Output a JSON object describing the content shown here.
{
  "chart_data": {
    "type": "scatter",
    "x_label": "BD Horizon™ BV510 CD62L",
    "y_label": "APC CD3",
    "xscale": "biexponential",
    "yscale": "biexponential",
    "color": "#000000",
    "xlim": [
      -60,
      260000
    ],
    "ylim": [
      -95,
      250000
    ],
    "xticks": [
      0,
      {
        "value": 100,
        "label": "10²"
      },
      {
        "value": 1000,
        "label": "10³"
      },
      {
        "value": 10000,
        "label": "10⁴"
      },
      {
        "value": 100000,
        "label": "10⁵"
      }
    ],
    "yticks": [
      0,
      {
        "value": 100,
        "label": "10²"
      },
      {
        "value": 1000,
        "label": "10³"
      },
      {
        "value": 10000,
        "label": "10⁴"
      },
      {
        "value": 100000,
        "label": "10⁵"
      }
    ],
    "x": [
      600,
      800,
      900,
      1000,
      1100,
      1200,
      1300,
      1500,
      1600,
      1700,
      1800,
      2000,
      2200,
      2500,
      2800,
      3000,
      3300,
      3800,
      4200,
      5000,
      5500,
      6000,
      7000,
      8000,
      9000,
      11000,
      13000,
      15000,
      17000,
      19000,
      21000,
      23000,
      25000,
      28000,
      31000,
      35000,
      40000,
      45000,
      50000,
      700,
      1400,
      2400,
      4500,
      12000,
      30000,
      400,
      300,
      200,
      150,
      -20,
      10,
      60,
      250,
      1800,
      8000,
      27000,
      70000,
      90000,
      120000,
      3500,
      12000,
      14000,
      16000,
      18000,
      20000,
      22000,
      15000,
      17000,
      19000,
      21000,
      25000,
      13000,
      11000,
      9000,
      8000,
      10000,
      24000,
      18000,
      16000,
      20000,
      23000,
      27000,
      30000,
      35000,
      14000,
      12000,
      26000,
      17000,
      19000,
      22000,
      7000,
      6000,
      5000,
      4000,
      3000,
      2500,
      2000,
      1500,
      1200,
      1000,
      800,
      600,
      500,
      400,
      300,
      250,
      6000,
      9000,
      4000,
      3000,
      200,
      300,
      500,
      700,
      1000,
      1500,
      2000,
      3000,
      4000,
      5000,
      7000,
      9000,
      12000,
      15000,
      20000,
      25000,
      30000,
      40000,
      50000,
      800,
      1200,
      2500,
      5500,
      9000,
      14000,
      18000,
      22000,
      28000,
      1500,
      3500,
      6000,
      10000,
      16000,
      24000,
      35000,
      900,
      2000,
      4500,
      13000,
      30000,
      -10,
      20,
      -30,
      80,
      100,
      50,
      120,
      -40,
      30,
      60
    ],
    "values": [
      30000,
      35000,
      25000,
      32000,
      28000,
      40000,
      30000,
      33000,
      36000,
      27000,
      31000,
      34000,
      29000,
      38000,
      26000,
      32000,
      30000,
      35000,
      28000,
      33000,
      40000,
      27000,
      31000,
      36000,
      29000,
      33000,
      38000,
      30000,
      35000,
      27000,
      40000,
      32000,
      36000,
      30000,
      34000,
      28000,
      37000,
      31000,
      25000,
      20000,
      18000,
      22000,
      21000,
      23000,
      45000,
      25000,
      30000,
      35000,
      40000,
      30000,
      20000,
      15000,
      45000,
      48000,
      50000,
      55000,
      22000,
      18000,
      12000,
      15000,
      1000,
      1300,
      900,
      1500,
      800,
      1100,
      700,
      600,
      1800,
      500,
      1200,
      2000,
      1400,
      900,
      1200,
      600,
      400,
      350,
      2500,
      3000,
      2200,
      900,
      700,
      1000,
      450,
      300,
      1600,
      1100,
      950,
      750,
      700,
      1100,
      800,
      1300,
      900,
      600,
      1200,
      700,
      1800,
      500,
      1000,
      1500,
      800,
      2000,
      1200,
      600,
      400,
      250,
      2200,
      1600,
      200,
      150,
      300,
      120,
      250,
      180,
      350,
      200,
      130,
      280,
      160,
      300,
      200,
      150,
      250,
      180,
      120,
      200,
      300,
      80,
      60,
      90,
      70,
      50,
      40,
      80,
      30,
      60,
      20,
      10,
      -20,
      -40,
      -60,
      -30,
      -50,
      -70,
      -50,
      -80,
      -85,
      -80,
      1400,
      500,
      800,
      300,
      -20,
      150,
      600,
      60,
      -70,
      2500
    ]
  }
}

Given instruction:
Write out the entire listing exactly.

Expected output:
Output a JSON object describing the content shown here.
{
  "chart_data": {
    "type": "scatter",
    "x_label": "BD Horizon™ BV510 CD62L",
    "y_label": "APC CD3",
    "xscale": "biexponential",
    "yscale": "biexponential",
    "color": "#000000",
    "xlim": [
      -60,
      260000
    ],
    "ylim": [
      -95,
      250000
    ],
    "xticks": [
      0,
      {
        "value": 100,
        "label": "10²"
      },
      {
        "value": 1000,
        "label": "10³"
      },
      {
        "value": 10000,
        "label": "10⁴"
      },
      {
        "value": 100000,
        "label": "10⁵"
      }
    ],
    "yticks": [
      0,
      {
        "value": 100,
        "label": "10²"
      },
      {
        "value": 1000,
        "label": "10³"
      },
      {
        "value": 10000,
        "label": "10⁴"
      },
      {
        "value": 100000,
        "label": "10⁵"
      }
    ],
    "x": [
      600,
      800,
      900,
      1000,
      1100,
      1200,
      1300,
      1500,
      1600,
      1700,
      1800,
      2000,
      2200,
      2500,
      2800,
      3000,
      3300,
      3800,
      4200,
      5000,
      5500,
      6000,
      7000,
      8000,
      9000,
      11000,
      13000,
      15000,
      17000,
      19000,
      21000,
      23000,
      25000,
      28000,
      31000,
      35000,
      40000,
      45000,
      50000,
      700,
      1400,
      2400,
      4500,
      12000,
      30000,
      400,
      300,
      200,
      150,
      -20,
      10,
      60,
      250,
      1800,
      8000,
      27000,
      70000,
      90000,
      120000,
      3500,
      12000,
      14000,
      16000,
      18000,
      20000,
      22000,
      15000,
      17000,
      19000,
      21000,
      25000,
      13000,
      11000,
      9000,
      8000,
      10000,
      24000,
      18000,
      16000,
      20000,
      23000,
      27000,
      30000,
      35000,
      14000,
      12000,
      26000,
      17000,
      19000,
      22000,
      7000,
      6000,
      5000,
      4000,
      3000,
      2500,
      2000,
      1500,
      1200,
      1000,
      800,
      600,
      500,
      400,
      300,
      250,
      6000,
      9000,
      4000,
      3000,
      200,
      300,
      500,
      700,
      1000,
      1500,
      2000,
      3000,
      4000,
      5000,
      7000,
      9000,
      12000,
      15000,
      20000,
      25000,
      30000,
      40000,
      50000,
      800,
      1200,
      2500,
      5500,
      9000,
      14000,
      18000,
      22000,
      28000,
      1500,
      3500,
      6000,
      10000,
      16000,
      24000,
      35000,
      900,
      2000,
      4500,
      13000,
      30000,
      -10,
      20,
      -30,
      80,
      100,
      50,
      120,
      -40,
      30,
      60
    ],
    "values": [
      30000,
      35000,
      25000,
      32000,
      28000,
      40000,
      30000,
      33000,
      36000,
      27000,
      31000,
      34000,
      29000,
      38000,
      26000,
      32000,
      30000,
      35000,
      28000,
      33000,
      40000,
      27000,
      31000,
      36000,
      29000,
      33000,
      38000,
      30000,
      35000,
      27000,
      40000,
      32000,
      36000,
      30000,
      34000,
      28000,
      37000,
      31000,
      25000,
      20000,
      18000,
      22000,
      21000,
      23000,
      45000,
      25000,
      30000,
      35000,
      40000,
      30000,
      20000,
      15000,
      45000,
      48000,
      50000,
      55000,
      22000,
      18000,
      12000,
      15000,
      1000,
      1300,
      900,
      1500,
      800,
      1100,
      700,
      600,
      1800,
      500,
      1200,
      2000,
      1400,
      900,
      1200,
      600,
      400,
      350,
      2500,
      3000,
      2200,
      900,
      700,
      1000,
      450,
      300,
      1600,
      1100,
      950,
      750,
      700,
      1100,
      800,
      1300,
      900,
      600,
      1200,
      700,
      1800,
      500,
      1000,
      1500,
      800,
      2000,
      1200,
      600,
      400,
      250,
      2200,
      1600,
      200,
      150,
      300,
      120,
      250,
      180,
      350,
      200,
      130,
      280,
      160,
      300,
      200,
      150,
      250,
      180,
      120,
      200,
      300,
      80,
      60,
      90,
      70,
      50,
      40,
      80,
      30,
      60,
      20,
      10,
      -20,
      -40,
      -60,
      -30,
      -50,
      -70,
      -50,
      -80,
      -85,
      -80,
      1400,
      500,
      800,
      300,
      -20,
      150,
      600,
      60,
      -70,
      2500
    ]
  }
}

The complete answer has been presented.